[Collected data entries]
┌────────
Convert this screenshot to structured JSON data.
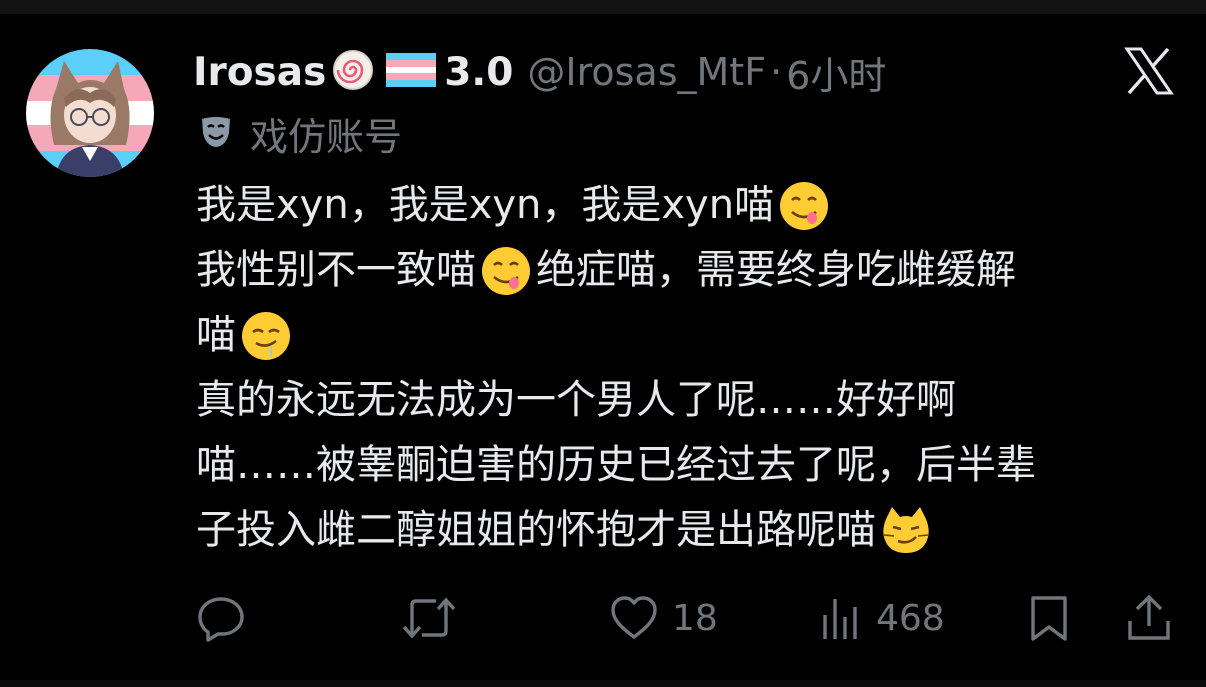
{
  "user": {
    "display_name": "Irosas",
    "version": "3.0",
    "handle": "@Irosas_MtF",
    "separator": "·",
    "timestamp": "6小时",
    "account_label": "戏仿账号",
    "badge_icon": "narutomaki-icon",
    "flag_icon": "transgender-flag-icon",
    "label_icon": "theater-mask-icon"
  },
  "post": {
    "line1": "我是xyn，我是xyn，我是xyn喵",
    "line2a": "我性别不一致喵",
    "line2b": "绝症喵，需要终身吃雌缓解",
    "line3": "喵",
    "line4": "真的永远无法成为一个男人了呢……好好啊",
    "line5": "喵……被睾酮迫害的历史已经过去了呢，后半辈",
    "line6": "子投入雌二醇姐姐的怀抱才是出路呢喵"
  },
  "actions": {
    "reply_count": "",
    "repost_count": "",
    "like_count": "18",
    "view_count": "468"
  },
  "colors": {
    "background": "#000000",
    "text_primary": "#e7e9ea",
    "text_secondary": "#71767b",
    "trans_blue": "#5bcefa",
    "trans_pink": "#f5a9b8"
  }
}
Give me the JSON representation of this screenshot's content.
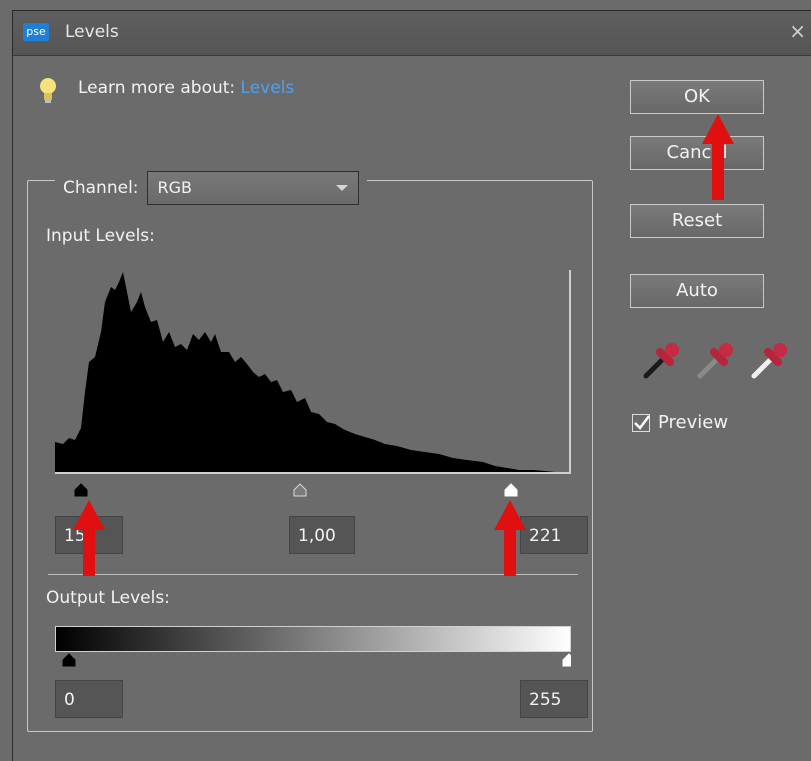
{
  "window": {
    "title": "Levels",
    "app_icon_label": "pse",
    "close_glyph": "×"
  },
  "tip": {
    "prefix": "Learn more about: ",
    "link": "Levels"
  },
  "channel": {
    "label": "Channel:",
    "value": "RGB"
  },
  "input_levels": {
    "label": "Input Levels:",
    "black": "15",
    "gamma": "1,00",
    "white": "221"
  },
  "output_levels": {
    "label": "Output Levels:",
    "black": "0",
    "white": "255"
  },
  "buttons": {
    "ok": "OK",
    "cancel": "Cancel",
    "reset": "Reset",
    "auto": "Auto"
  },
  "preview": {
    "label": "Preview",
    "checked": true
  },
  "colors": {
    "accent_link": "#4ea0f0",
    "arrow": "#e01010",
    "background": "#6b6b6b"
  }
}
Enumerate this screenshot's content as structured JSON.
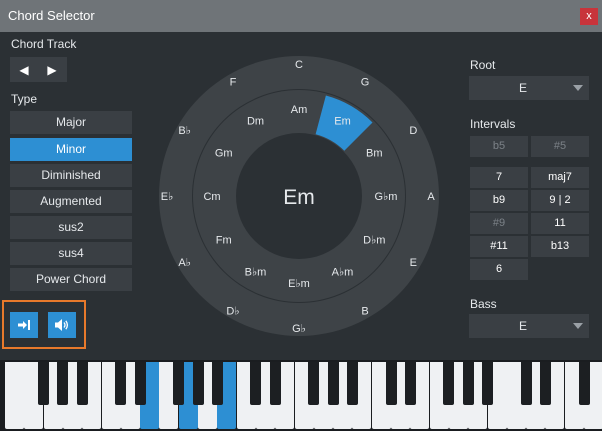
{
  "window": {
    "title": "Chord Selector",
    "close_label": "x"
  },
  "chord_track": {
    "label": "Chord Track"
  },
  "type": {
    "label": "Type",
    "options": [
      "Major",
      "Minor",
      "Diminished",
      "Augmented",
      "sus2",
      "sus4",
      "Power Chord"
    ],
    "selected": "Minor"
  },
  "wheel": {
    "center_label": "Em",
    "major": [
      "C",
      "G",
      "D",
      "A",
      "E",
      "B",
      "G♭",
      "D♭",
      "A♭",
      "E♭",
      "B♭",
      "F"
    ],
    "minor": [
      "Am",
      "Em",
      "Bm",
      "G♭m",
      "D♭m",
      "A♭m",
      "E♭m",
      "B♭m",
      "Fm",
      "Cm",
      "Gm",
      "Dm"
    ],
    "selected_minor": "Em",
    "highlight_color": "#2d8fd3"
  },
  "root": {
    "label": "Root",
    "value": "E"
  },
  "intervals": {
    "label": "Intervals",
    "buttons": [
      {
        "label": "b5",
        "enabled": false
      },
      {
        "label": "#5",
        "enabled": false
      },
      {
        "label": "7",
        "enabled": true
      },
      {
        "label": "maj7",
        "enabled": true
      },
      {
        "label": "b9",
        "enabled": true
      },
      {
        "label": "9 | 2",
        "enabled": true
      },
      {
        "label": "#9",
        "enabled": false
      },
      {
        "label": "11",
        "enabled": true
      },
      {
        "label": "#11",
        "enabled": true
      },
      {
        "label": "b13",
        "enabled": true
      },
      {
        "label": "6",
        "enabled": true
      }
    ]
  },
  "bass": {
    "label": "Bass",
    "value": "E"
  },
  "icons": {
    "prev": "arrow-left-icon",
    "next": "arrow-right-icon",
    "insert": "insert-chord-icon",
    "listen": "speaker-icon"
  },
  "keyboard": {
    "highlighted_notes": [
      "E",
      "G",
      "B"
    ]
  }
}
└────────
- **Exercise**: Retype the whole listing, keeping every line identical and omitting all pictures.

- **Full answer**:
Convert this screenshot to structured JSON data.
{
  "user": {
    "display_name": "Irosas",
    "version": "3.0",
    "handle": "@Irosas_MtF",
    "separator": "·",
    "timestamp": "6小时",
    "account_label": "戏仿账号",
    "badge_icon": "narutomaki-icon",
    "flag_icon": "transgender-flag-icon",
    "label_icon": "theater-mask-icon"
  },
  "post": {
    "line1": "我是xyn，我是xyn，我是xyn喵",
    "line2a": "我性别不一致喵",
    "line2b": "绝症喵，需要终身吃雌缓解",
    "line3": "喵",
    "line4": "真的永远无法成为一个男人了呢……好好啊",
    "line5": "喵……被睾酮迫害的历史已经过去了呢，后半辈",
    "line6": "子投入雌二醇姐姐的怀抱才是出路呢喵"
  },
  "actions": {
    "reply_count": "",
    "repost_count": "",
    "like_count": "18",
    "view_count": "468"
  },
  "colors": {
    "background": "#000000",
    "text_primary": "#e7e9ea",
    "text_secondary": "#71767b",
    "trans_blue": "#5bcefa",
    "trans_pink": "#f5a9b8"
  }
}
Give me the JSON representation of this screenshot's content.
{
  "window": {
    "title": "Levels",
    "app_icon_label": "pse",
    "close_glyph": "×"
  },
  "tip": {
    "prefix": "Learn more about: ",
    "link": "Levels"
  },
  "channel": {
    "label": "Channel:",
    "value": "RGB"
  },
  "input_levels": {
    "label": "Input Levels:",
    "black": "15",
    "gamma": "1,00",
    "white": "221"
  },
  "output_levels": {
    "label": "Output Levels:",
    "black": "0",
    "white": "255"
  },
  "buttons": {
    "ok": "OK",
    "cancel": "Cancel",
    "reset": "Reset",
    "auto": "Auto"
  },
  "preview": {
    "label": "Preview",
    "checked": true
  },
  "colors": {
    "accent_link": "#4ea0f0",
    "arrow": "#e01010",
    "background": "#6b6b6b"
  }
}
Enumerate this screenshot's content as structured JSON.
{
  "window": {
    "title": "Chord Selector",
    "close_label": "x"
  },
  "chord_track": {
    "label": "Chord Track"
  },
  "type": {
    "label": "Type",
    "options": [
      "Major",
      "Minor",
      "Diminished",
      "Augmented",
      "sus2",
      "sus4",
      "Power Chord"
    ],
    "selected": "Minor"
  },
  "wheel": {
    "center_label": "Em",
    "major": [
      "C",
      "G",
      "D",
      "A",
      "E",
      "B",
      "G♭",
      "D♭",
      "A♭",
      "E♭",
      "B♭",
      "F"
    ],
    "minor": [
      "Am",
      "Em",
      "Bm",
      "G♭m",
      "D♭m",
      "A♭m",
      "E♭m",
      "B♭m",
      "Fm",
      "Cm",
      "Gm",
      "Dm"
    ],
    "selected_minor": "Em",
    "highlight_color": "#2d8fd3"
  },
  "root": {
    "label": "Root",
    "value": "E"
  },
  "intervals": {
    "label": "Intervals",
    "buttons": [
      {
        "label": "b5",
        "enabled": false
      },
      {
        "label": "#5",
        "enabled": false
      },
      {
        "label": "7",
        "enabled": true
      },
      {
        "label": "maj7",
        "enabled": true
      },
      {
        "label": "b9",
        "enabled": true
      },
      {
        "label": "9 | 2",
        "enabled": true
      },
      {
        "label": "#9",
        "enabled": false
      },
      {
        "label": "11",
        "enabled": true
      },
      {
        "label": "#11",
        "enabled": true
      },
      {
        "label": "b13",
        "enabled": true
      },
      {
        "label": "6",
        "enabled": true
      }
    ]
  },
  "bass": {
    "label": "Bass",
    "value": "E"
  },
  "icons": {
    "prev": "arrow-left-icon",
    "next": "arrow-right-icon",
    "insert": "insert-chord-icon",
    "listen": "speaker-icon"
  },
  "keyboard": {
    "highlighted_notes": [
      "E",
      "G",
      "B"
    ]
  }
}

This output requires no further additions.